**The request**: Return all lines that include the string "caption".

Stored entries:

################

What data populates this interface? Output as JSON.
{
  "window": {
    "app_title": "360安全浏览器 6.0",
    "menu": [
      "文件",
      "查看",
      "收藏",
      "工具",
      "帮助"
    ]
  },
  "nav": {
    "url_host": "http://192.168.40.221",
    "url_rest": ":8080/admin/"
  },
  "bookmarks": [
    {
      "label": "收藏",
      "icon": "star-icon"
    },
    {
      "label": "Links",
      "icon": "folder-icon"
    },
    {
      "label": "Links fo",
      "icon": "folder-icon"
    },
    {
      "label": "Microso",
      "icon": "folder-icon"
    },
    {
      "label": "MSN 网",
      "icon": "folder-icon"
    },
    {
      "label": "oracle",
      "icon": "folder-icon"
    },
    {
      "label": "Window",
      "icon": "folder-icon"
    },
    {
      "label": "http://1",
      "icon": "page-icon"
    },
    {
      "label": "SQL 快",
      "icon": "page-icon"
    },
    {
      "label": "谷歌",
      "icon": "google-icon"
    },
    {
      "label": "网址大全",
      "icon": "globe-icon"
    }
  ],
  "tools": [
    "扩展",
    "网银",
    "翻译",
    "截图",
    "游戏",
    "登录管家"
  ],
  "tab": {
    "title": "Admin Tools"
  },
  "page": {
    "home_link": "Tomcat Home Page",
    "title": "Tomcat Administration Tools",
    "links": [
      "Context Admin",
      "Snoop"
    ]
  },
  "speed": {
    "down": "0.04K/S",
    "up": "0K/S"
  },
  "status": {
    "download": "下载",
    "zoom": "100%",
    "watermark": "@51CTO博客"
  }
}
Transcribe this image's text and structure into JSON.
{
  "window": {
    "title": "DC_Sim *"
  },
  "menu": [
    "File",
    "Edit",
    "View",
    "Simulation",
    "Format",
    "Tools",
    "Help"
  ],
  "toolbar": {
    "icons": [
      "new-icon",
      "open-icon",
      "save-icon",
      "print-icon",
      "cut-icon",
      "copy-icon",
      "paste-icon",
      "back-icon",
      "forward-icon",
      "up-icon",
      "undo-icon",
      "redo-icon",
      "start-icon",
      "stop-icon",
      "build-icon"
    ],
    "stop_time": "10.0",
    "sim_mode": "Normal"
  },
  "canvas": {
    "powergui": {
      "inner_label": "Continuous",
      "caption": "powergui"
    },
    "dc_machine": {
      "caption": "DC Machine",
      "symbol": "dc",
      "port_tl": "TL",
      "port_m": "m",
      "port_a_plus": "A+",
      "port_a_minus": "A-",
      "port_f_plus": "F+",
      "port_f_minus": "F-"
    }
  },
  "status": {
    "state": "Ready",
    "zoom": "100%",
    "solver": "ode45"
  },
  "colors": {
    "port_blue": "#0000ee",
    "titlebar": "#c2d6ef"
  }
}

################

**Result below**:
      "caption": "powergui"
      "caption": "DC Machine",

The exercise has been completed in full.